| SUPPLIED DATA |
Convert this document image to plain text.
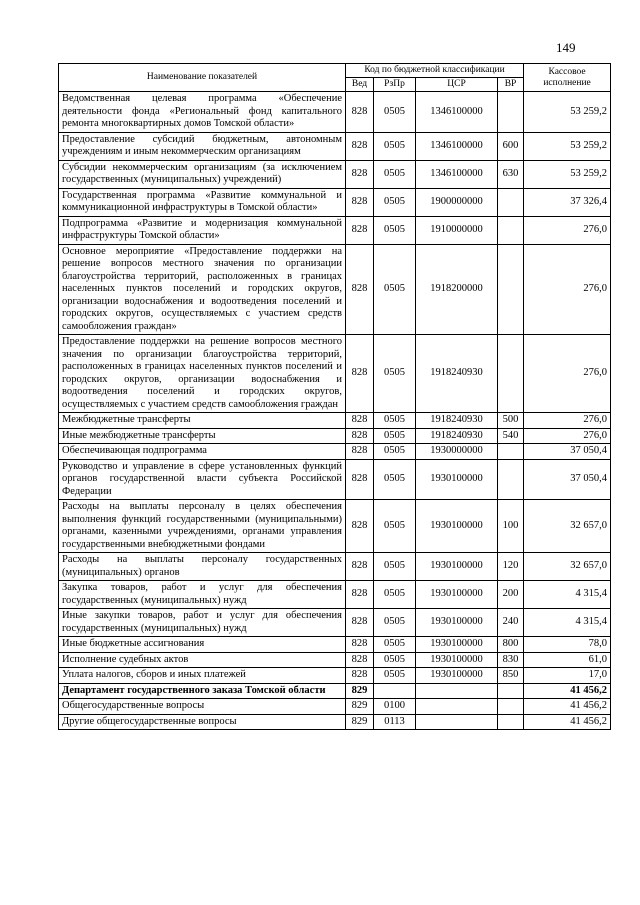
149
Наименование показателей	Код по бюджетной классификации				Кассовое исполнение
	Вед	РзПр	ЦСР	ВР	
Ведомственная целевая программа «Обеспечение деятельности фонда «Региональный фонд капитального ремонта многоквартирных домов Томской области»	828	0505	1346100000		53 259,2
Предоставление субсидий бюджетным, автономным учреждениям и иным некоммерческим организациям	828	0505	1346100000	600	53 259,2
Субсидии некоммерческим организациям (за исключением государственных (муниципальных) учреждений)	828	0505	1346100000	630	53 259,2
Государственная программа «Развитие коммунальной и коммуникационной инфраструктуры в Томской области»	828	0505	1900000000		37 326,4
Подпрограмма «Развитие и модернизация коммунальной инфраструктуры Томской области»	828	0505	1910000000		276,0
Основное мероприятие «Предоставление поддержки на решение вопросов местного значения по организации благоустройства территорий, расположенных в границах населенных пунктов поселений и городских округов, организации водоснабжения и водоотведения поселений и городских округов, осуществляемых с участием средств самообложения граждан»	828	0505	1918200000		276,0
Предоставление поддержки на решение вопросов местного значения по организации благоустройства территорий, расположенных в границах населенных пунктов поселений и городских округов, организации водоснабжения и водоотведения поселений и городских округов, осуществляемых с участием средств самообложения граждан	828	0505	1918240930		276,0
Межбюджетные трансферты	828	0505	1918240930	500	276,0
Иные межбюджетные трансферты	828	0505	1918240930	540	276,0
Обеспечивающая подпрограмма	828	0505	1930000000		37 050,4
Руководство и управление в сфере установленных функций органов государственной власти субъекта Российской Федерации	828	0505	1930100000		37 050,4
Расходы на выплаты персоналу в целях обеспечения выполнения функций государственными (муниципальными) органами, казенными учреждениями, органами управления государственными внебюджетными фондами	828	0505	1930100000	100	32 657,0
Расходы на выплаты персоналу государственных (муниципальных) органов	828	0505	1930100000	120	32 657,0
Закупка товаров, работ и услуг для обеспечения государственных (муниципальных) нужд	828	0505	1930100000	200	4 315,4
Иные закупки товаров, работ и услуг для обеспечения государственных (муниципальных) нужд	828	0505	1930100000	240	4 315,4
Иные бюджетные ассигнования	828	0505	1930100000	800	78,0
Исполнение судебных актов	828	0505	1930100000	830	61,0
Уплата налогов, сборов и иных платежей	828	0505	1930100000	850	17,0
Департамент государственного заказа Томской области	829				41 456,2
Общегосударственные вопросы	829	0100			41 456,2
Другие общегосударственные вопросы	829	0113			41 456,2
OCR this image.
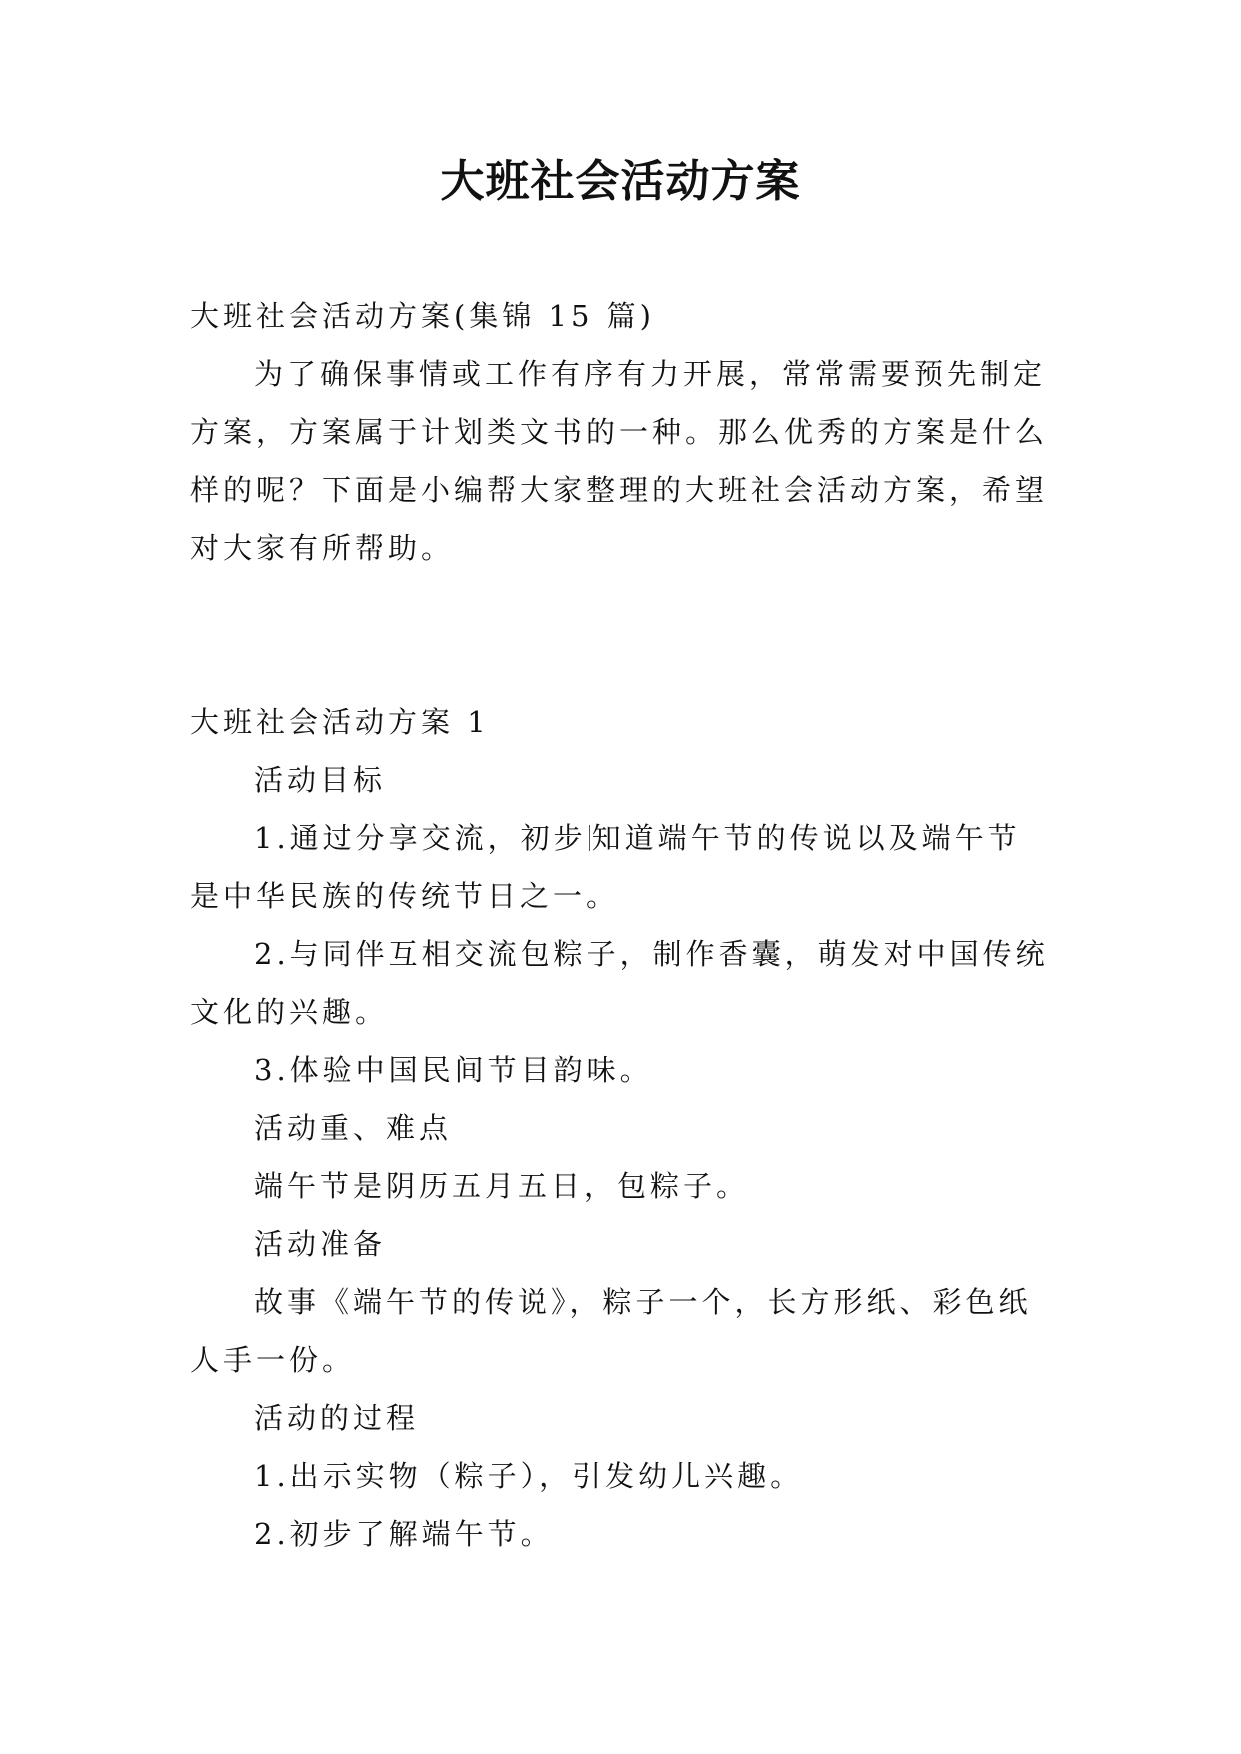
大班社会活动方案

大班社会活动方案(集锦 15 篇)

为了确保事情或工作有序有力开展，常常需要预先制定方案，方案属于计划类文书的一种。那么优秀的方案是什么样的呢？下面是小编帮大家整理的大班社会活动方案，希望对大家有所帮助。

大班社会活动方案 1

活动目标

1.通过分享交流，初步 知道端午节的传说以及端午节是中华民族的传统节日之一。

2.与同伴互相交流包粽子，制作香囊，萌发对中国传统文化的兴趣。

3.体验中国民间节目韵味。

活动重、难点

端午节是阴历五月五日，包粽子。

活动准备

故事《端午节的传说》，粽子一个，长方形纸、彩色纸人手一份。

活动的过程

1.出示实物（粽子），引发幼儿兴趣。

2.初步了解端午节。
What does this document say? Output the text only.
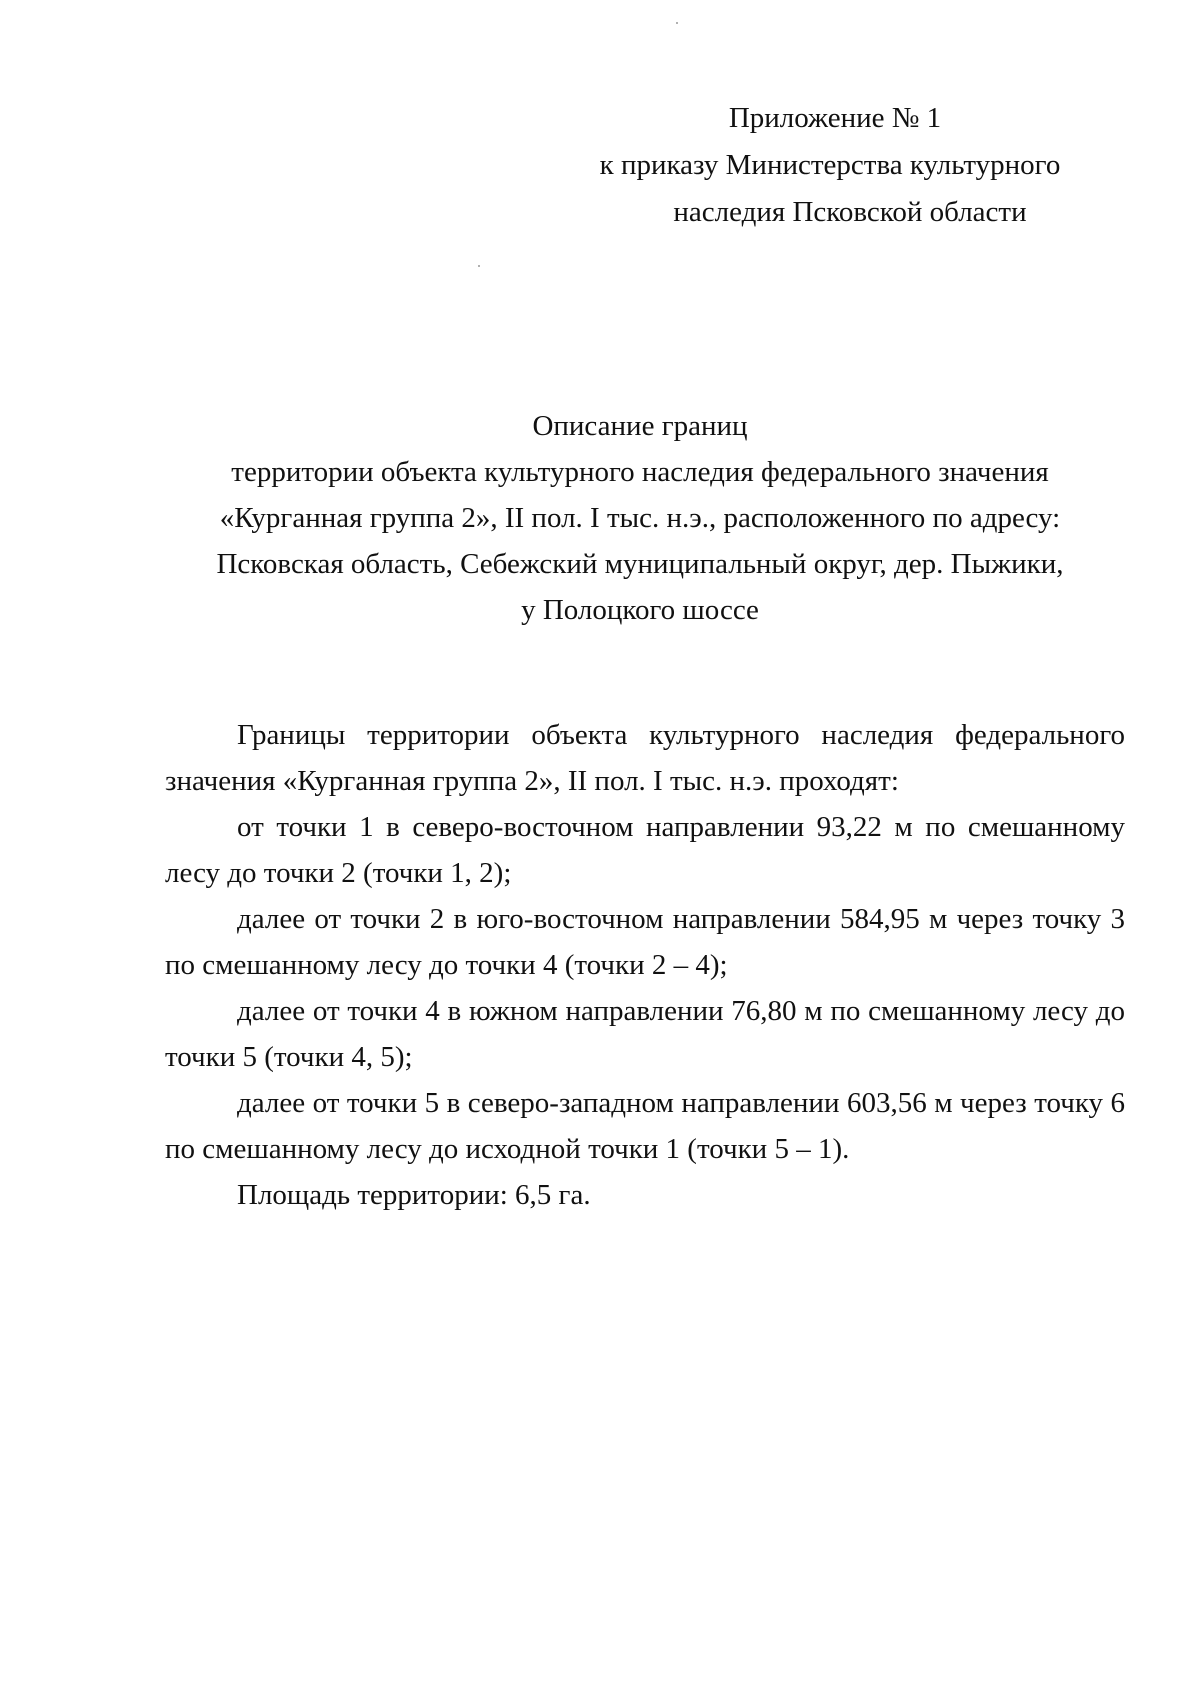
Приложение № 1
к приказу Министерства культурного
наследия Псковской области
Описание границ
территории объекта культурного наследия федерального значения
«Курганная группа 2», II пол. I тыс. н.э., расположенного по адресу:
Псковская область, Себежский муниципальный округ, дер. Пыжики,
у Полоцкого шоссе

Границы территории объекта культурного наследия федерального значения «Курганная группа 2», II пол. I тыс. н.э. проходят:

от точки 1 в северо-восточном направлении 93,22 м по смешанному лесу до точки 2 (точки 1, 2);

далее от точки 2 в юго-восточном направлении 584,95 м через точку 3 по смешанному лесу до точки 4 (точки 2 – 4);

далее от точки 4 в южном направлении 76,80 м по смешанному лесу до точки 5 (точки 4, 5);

далее от точки 5 в северо-западном направлении 603,56 м через точку 6 по смешанному лесу до исходной точки 1 (точки 5 – 1).

Площадь территории: 6,5 га.
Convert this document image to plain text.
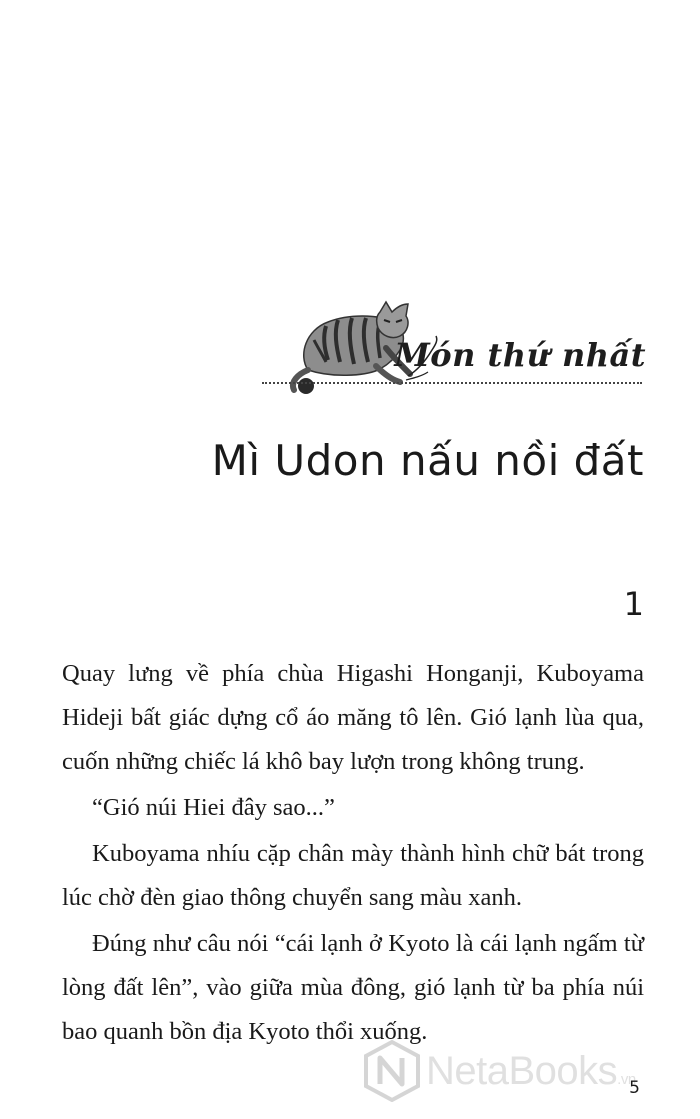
Món thứ nhất
Mì Udon nấu nồi đất
1

Quay lưng về phía chùa Higashi Honganji, Kuboyama Hideji bất giác dựng cổ áo măng tô lên. Gió lạnh lùa qua, cuốn những chiếc lá khô bay lượn trong không trung.

“Gió núi Hiei đây sao...”

Kuboyama nhíu cặp chân mày thành hình chữ bát trong lúc chờ đèn giao thông chuyển sang màu xanh.

Đúng như câu nói “cái lạnh ở Kyoto là cái lạnh ngấm từ lòng đất lên”, vào giữa mùa đông, gió lạnh từ ba phía núi bao quanh bồn địa Kyoto thổi xuống.

NetaBooks.vn
5
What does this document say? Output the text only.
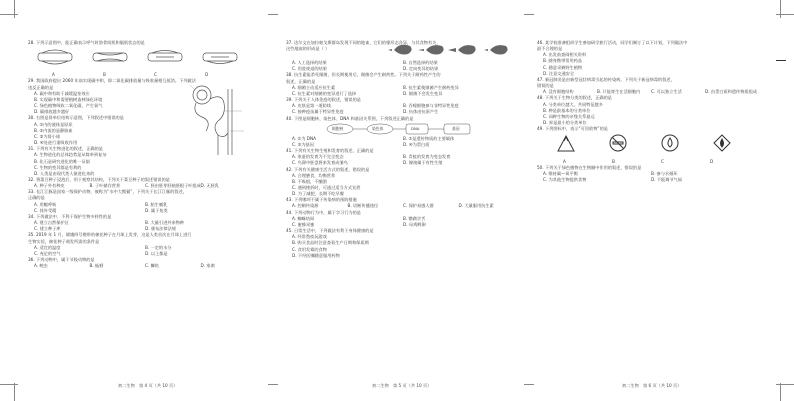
28. 下列示意图中，能正确表示呼气时肋骨间肌和膈肌状态的是
A	B	C	D
29. 我国政府提出 2060 年前实现碳中和，即二氧化碳排放量与吸收量相互抵消。下列做法
违反正确的是
A. 碳中和有助于减缓温室效应
B. 实现碳中和需要植树造林绿化环境
C. 绿色植物吸收二氧化碳，产生氧气
D. 碳排放越多越好
30. 右图是肾单位结构示意图，下列叙述中错误的是
A. ①内的液体是原尿
B. ②内流的是静脉血
C. ③为肾小球
D. ④处进行重吸收作用
31. 下列有关生物进化的叙述，正确的是
A. 生物进化的总体趋势是从简单到复杂
B. 化石是研究进化的唯一证据
C. 生物的变异都是有利的
D. 人类是由现代类人猿进化来的
32. 将菜豆种子浸泡后，用于观察其结构，下列关于菜豆种子的叙述错误的是
A. 种子外有种皮	B. 子叶储存营养	C. 胚由胚芽胚轴胚根子叶组成 D. 无胚乳
33. 长江江豚是国家一级保护动物，被称为“水中大熊猫”，下列关于长江江豚的叙述，
正确的是
A. 用鳃呼吸	B. 胎生哺乳
C. 体外受精	D. 属于鱼类
34. 下列做法中，不利于保护生物多样性的是
A. 建立自然保护区	B. 大量引进外来物种
C. 建立种子库	D. 颁布法律法规
35. 2019 年 1 月，嫦娥四号携带的棉花种子在月球上发芽，这是人类首次在月球上进行
生物实验，棉花种子萌发所需的条件是
A. 适宜的温度	B. 一定的水分
C. 充足的空气	D. 以上都是
36. 下列动物中，属于节肢动物的是
A. 蝗虫	B. 蚯蚓	C. 鲫鱼	D. 家鸽
37. 达尔文在加拉帕戈斯群岛发现不同的地雀，它们的喙形态各异，与其食物有关，
这些地雀的形成是（ ）
A. 人工选择的结果	B. 自然选择的结果
C. 用进废退的结果	D. 定向变异的结果
38. 抗生素能杀死细菌，但长期使用后，细菌会产生耐药性。下列关于耐药性产生的
叙述，正确的是
A. 细菌主动适应抗生素	B. 抗生素使细菌产生耐药变异
C. 抗生素对细菌的变异进行了选择	D. 细菌不会发生变异
39. 下列关于人体免疫的叙述，错误的是
A. 皮肤是第一道防线	B. 吞噬细胞参与非特异性免疫
C. 接种疫苗属于特异性免疫	D. 抗体由抗原产生
40. 下图是细胞核、染色体、DNA 和基因关系图，下列叙述正确的是
细胞核	染色体	DNA	基因
A. ①为 DNA	B. ②是遗传物质的主要载体
C. ③为基因	D. ④为蛋白质
41. 下列有关生物生殖和发育的叙述，正确的是
A. 家蚕的发育为不完全变态	B. 青蛙的发育为变态发育
C. 鸟卵中胚盘将来发育成雏鸟	D. 嫁接属于有性生殖
42. 下列有关健康生活方式的叙述，错误的是
A. 合理膳食，均衡营养
B. 不吸烟，不酗酒
C. 遇到挫折时，可通过适当方式宣泄
D. 为了减肥，长期不吃早餐
43. 下列哪项不属于传染病的预防措施
A. 控制传染源	B. 切断传播途径	C. 保护易感人群	D. 大量服用抗生素
44. 下列动物行为中，属于学习行为的是
A. 蜘蛛结网	B. 鹦鹉学舌
C. 蜜蜂采蜜	D. 母鸡孵卵
45. 日常生活中，下列做法有利于身体健康的是
A. 经常熬夜玩游戏
B. 购买食品时注意查看生产日期和保质期
C. 食用发霉的食物
D. 不经医嘱随意服用药物
46. 某学校准备组织学生参加研学旅行活动，同学们制订了以下计划，下列做法中
最不合理的是
A. 出发前查阅相关资料
B. 随身携带常用药品
C. 随意采摘野生植物
D. 注意交通安全
47. 新冠肺炎是由新型冠状病毒引起的传染病，下列关于新冠病毒的叙述，
错误的是
A. 没有细胞结构	B. 只能寄生在活细胞内	C. 可以独立生活	D. 由蛋白质和遗传物质组成
48. 下列关于生物分类的叙述，正确的是
A. 分类单位越大，共同特征越多
B. 种是最基本的分类单位
C. 同种生物的亲缘关系最远
D. 界是最小的分类单位
49. 下列图标中，表示“可回收物”的是
A	B	C	D
50. 下列关于绿色植物在生物圈中作用的叙述，错误的是
A. 维持碳—氧平衡	B. 参与水循环
C. 为其他生物提供食物	D. 不能调节气候
初二生物　第 4 页（共 10 页）	初二生物　第 5 页（共 10 页）	初二生物　第 6 页（共 10 页）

| OBJECTIVE |
Examine the records and pull out every line where the string "области" occurs.

| CORRECT OUTPUT |
Ведомственная целевая программа «Обеспечение деятельности фонда «Региональный фонд капитального ремонта многоквартирных домов Томской области»	828	0505	1346100000		53 259,2
Государственная программа «Развитие коммунальной и коммуникационной инфраструктуры в Томской области»	828	0505	1900000000		37 326,4
Подпрограмма «Развитие и модернизация коммунальной инфраструктуры Томской области»	828	0505	1910000000		276,0
Департамент государственного заказа Томской области	829				41 456,2
наследия Псковской области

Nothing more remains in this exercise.